• _What you should do_: Read the records and gather each line that includes "ylabel".

• _Data records_:
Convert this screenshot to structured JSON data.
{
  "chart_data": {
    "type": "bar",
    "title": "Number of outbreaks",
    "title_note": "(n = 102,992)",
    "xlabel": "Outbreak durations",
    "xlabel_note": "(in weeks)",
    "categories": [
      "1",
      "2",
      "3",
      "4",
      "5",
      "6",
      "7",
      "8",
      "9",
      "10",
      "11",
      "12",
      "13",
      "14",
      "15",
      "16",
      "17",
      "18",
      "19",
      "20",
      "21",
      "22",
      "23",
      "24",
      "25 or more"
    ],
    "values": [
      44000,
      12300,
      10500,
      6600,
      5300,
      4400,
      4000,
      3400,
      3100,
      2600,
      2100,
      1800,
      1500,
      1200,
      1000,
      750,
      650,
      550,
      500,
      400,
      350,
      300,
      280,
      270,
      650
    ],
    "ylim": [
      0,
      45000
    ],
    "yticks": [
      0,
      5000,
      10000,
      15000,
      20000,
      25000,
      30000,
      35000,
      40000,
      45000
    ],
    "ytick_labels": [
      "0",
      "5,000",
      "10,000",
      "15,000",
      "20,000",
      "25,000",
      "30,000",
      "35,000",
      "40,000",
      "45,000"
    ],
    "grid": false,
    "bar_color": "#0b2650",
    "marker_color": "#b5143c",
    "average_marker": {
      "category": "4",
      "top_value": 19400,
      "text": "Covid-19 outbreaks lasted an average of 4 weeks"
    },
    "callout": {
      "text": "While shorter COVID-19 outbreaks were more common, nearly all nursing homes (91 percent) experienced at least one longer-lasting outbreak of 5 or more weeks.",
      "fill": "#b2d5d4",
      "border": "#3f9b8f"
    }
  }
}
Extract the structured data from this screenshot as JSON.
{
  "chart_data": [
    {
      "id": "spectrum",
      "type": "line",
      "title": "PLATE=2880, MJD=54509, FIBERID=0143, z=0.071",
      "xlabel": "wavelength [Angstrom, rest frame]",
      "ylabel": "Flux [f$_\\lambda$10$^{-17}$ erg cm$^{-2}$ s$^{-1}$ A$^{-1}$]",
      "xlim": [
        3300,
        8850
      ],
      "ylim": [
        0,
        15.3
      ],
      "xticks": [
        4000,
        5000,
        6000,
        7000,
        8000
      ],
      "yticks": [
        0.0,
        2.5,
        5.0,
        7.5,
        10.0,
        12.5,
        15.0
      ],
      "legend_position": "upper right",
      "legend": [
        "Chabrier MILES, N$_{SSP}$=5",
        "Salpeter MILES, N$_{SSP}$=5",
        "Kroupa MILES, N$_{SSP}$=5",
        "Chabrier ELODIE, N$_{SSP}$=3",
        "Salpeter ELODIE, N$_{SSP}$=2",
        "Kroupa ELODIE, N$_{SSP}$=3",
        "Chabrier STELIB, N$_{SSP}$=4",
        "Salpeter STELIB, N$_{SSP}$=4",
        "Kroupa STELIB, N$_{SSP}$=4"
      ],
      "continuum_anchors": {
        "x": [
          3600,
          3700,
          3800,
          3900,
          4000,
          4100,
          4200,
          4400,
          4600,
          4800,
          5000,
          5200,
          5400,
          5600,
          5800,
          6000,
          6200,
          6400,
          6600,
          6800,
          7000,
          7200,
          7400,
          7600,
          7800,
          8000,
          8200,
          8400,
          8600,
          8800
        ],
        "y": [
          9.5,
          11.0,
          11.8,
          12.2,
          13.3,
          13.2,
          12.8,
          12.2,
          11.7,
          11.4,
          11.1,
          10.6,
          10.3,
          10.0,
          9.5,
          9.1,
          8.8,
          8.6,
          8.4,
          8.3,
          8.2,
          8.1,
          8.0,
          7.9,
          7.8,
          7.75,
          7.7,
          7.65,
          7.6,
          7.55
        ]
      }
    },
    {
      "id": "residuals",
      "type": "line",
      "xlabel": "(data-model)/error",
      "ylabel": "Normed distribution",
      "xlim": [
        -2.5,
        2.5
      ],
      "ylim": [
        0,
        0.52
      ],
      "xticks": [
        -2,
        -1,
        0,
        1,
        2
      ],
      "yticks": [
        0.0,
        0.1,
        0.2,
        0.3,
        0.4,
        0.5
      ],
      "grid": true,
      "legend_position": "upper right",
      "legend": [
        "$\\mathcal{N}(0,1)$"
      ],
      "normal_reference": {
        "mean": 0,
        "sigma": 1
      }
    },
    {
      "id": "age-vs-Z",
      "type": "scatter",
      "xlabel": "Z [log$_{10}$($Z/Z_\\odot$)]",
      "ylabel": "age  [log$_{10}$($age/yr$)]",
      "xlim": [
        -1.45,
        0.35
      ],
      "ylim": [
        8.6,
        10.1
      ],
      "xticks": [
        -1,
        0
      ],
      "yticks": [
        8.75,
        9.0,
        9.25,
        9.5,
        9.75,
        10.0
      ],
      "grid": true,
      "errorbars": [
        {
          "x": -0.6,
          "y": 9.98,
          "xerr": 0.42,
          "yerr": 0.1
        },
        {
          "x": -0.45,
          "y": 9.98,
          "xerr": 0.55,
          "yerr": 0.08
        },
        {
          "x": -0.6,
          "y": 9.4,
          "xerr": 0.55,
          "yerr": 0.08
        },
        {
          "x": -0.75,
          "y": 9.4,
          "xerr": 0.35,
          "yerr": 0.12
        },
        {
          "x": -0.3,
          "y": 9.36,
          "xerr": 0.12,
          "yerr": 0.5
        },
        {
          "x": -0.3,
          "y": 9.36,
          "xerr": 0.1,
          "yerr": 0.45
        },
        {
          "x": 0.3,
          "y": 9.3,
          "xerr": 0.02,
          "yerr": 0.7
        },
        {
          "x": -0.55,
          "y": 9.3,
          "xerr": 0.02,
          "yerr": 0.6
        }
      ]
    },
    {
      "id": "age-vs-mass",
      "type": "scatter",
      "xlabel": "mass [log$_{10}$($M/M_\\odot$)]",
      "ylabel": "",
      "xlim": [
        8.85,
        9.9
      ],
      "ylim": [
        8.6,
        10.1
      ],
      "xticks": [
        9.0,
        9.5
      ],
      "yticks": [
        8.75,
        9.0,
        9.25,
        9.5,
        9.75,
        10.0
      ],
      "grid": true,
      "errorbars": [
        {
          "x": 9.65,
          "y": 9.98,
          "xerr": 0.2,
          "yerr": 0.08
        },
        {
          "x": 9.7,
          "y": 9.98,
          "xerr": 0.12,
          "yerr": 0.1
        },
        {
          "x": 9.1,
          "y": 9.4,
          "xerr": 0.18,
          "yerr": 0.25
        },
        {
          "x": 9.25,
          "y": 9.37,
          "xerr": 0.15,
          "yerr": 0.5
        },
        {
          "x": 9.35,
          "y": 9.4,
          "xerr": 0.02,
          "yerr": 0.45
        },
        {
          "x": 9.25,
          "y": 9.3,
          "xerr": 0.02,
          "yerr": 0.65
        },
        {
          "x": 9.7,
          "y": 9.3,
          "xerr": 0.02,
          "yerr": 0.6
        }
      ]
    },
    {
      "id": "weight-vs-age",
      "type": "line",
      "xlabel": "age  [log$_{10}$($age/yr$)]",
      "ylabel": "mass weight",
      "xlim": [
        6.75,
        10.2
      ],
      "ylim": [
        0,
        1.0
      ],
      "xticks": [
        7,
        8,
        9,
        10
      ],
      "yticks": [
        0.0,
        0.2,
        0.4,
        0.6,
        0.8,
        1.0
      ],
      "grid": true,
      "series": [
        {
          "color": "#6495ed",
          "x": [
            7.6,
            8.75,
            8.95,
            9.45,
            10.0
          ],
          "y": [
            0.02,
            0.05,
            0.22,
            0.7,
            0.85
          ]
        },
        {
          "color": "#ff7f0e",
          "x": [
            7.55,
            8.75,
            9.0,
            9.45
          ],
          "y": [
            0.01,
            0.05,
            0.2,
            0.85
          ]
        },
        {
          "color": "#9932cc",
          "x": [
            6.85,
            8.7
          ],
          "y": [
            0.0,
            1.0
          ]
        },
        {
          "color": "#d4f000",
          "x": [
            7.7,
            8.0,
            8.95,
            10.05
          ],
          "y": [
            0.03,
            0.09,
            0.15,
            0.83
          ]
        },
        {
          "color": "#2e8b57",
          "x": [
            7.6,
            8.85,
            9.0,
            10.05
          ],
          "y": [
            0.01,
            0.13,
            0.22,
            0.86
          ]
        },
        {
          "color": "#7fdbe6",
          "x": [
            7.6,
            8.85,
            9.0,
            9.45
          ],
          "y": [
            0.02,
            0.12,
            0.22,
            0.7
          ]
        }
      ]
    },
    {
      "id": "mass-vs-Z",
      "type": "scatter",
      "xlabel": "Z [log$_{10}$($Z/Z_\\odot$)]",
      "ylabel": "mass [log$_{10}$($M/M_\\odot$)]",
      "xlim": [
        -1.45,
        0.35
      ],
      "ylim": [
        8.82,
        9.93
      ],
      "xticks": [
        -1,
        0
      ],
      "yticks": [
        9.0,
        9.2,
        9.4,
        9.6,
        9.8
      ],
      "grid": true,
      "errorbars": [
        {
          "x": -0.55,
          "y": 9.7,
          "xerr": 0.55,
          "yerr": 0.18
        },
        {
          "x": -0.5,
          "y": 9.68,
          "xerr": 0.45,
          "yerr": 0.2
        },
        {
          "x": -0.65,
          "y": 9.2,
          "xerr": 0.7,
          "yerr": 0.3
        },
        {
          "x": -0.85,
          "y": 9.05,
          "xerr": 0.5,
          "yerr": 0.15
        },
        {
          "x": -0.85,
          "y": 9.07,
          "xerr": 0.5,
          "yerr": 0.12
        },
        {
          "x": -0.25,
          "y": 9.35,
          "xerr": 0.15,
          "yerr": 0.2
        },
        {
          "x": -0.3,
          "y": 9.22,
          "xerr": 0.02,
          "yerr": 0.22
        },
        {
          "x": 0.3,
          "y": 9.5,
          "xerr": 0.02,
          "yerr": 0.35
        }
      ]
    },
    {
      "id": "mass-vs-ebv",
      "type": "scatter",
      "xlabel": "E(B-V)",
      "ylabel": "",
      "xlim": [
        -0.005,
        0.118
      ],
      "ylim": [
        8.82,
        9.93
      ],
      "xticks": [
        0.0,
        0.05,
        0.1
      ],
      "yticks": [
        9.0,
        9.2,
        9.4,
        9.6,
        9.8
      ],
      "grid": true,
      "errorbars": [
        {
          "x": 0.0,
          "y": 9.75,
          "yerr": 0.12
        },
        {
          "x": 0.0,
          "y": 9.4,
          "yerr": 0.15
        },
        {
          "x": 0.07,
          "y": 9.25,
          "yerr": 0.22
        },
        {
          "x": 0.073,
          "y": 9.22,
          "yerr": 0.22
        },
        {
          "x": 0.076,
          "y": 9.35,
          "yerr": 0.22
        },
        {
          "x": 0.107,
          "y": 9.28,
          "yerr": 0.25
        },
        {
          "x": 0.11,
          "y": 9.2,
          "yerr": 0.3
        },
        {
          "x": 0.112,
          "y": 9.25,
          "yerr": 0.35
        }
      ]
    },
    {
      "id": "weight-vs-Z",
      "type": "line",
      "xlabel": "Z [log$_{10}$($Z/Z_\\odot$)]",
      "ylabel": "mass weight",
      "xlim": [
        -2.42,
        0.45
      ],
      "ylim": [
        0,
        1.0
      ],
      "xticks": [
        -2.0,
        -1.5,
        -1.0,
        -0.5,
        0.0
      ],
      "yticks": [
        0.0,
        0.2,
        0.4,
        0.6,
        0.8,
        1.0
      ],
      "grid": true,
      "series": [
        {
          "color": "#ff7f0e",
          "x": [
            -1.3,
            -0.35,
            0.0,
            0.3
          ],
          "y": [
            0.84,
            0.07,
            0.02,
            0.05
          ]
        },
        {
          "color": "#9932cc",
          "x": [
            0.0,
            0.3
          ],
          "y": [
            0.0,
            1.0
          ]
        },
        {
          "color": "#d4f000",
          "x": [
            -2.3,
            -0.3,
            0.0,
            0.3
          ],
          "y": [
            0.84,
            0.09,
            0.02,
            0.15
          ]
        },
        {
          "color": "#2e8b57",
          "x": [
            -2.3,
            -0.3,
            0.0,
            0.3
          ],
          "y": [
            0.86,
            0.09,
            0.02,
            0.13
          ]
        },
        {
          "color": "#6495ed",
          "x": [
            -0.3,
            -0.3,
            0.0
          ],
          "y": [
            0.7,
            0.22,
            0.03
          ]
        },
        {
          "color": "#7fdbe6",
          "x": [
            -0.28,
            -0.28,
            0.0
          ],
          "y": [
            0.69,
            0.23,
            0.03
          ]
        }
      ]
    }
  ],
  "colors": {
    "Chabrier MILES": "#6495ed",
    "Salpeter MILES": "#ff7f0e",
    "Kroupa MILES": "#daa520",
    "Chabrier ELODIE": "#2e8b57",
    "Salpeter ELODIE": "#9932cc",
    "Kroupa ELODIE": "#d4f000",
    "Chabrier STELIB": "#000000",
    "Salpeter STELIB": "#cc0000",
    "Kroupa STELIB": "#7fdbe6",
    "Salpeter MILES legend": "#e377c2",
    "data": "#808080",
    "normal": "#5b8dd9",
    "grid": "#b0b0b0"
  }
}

• _Solution to this task_:
      "ylabel": "Flux [f$_\\lambda$10$^{-17}$ erg cm$^{-2}$ s$^{-1}$ A$^{-1}$]",
      "ylabel": "Normed distribution",
      "ylabel": "age  [log$_{10}$($age/yr$)]",
      "ylabel": "",
      "ylabel": "mass weight",
      "ylabel": "mass [log$_{10}$($M/M_\\odot$)]",
      "ylabel": "",
      "ylabel": "mass weight",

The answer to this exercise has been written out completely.